------ Supplied entries

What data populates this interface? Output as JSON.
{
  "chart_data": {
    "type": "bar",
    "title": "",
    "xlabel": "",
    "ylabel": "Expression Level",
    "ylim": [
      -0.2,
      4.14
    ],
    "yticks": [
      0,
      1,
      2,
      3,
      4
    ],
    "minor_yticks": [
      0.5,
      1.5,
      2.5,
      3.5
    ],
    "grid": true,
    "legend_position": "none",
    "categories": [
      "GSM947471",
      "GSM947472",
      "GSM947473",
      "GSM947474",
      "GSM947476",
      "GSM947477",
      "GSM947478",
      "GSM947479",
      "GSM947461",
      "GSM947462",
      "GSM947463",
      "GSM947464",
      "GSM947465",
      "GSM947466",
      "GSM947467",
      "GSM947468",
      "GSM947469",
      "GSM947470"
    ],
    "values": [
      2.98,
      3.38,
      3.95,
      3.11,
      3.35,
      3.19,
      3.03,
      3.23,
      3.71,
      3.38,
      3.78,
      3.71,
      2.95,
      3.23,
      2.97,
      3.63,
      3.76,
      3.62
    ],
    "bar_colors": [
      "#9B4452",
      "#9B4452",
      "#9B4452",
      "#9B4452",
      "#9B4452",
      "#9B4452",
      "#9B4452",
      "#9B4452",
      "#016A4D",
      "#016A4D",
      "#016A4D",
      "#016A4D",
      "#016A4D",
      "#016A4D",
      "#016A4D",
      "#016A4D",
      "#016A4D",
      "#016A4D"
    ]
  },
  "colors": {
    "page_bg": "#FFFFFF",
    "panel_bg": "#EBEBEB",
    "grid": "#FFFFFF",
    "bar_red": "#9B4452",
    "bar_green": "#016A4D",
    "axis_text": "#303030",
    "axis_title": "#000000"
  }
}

------------

Exercise:
Output the listing above exactly as it appears.

Solved exercise:
What data populates this interface? Output as JSON.
{
  "chart_data": {
    "type": "bar",
    "title": "",
    "xlabel": "",
    "ylabel": "Expression Level",
    "ylim": [
      -0.2,
      4.14
    ],
    "yticks": [
      0,
      1,
      2,
      3,
      4
    ],
    "minor_yticks": [
      0.5,
      1.5,
      2.5,
      3.5
    ],
    "grid": true,
    "legend_position": "none",
    "categories": [
      "GSM947471",
      "GSM947472",
      "GSM947473",
      "GSM947474",
      "GSM947476",
      "GSM947477",
      "GSM947478",
      "GSM947479",
      "GSM947461",
      "GSM947462",
      "GSM947463",
      "GSM947464",
      "GSM947465",
      "GSM947466",
      "GSM947467",
      "GSM947468",
      "GSM947469",
      "GSM947470"
    ],
    "values": [
      2.98,
      3.38,
      3.95,
      3.11,
      3.35,
      3.19,
      3.03,
      3.23,
      3.71,
      3.38,
      3.78,
      3.71,
      2.95,
      3.23,
      2.97,
      3.63,
      3.76,
      3.62
    ],
    "bar_colors": [
      "#9B4452",
      "#9B4452",
      "#9B4452",
      "#9B4452",
      "#9B4452",
      "#9B4452",
      "#9B4452",
      "#9B4452",
      "#016A4D",
      "#016A4D",
      "#016A4D",
      "#016A4D",
      "#016A4D",
      "#016A4D",
      "#016A4D",
      "#016A4D",
      "#016A4D",
      "#016A4D"
    ]
  },
  "colors": {
    "page_bg": "#FFFFFF",
    "panel_bg": "#EBEBEB",
    "grid": "#FFFFFF",
    "bar_red": "#9B4452",
    "bar_green": "#016A4D",
    "axis_text": "#303030",
    "axis_title": "#000000"
  }
}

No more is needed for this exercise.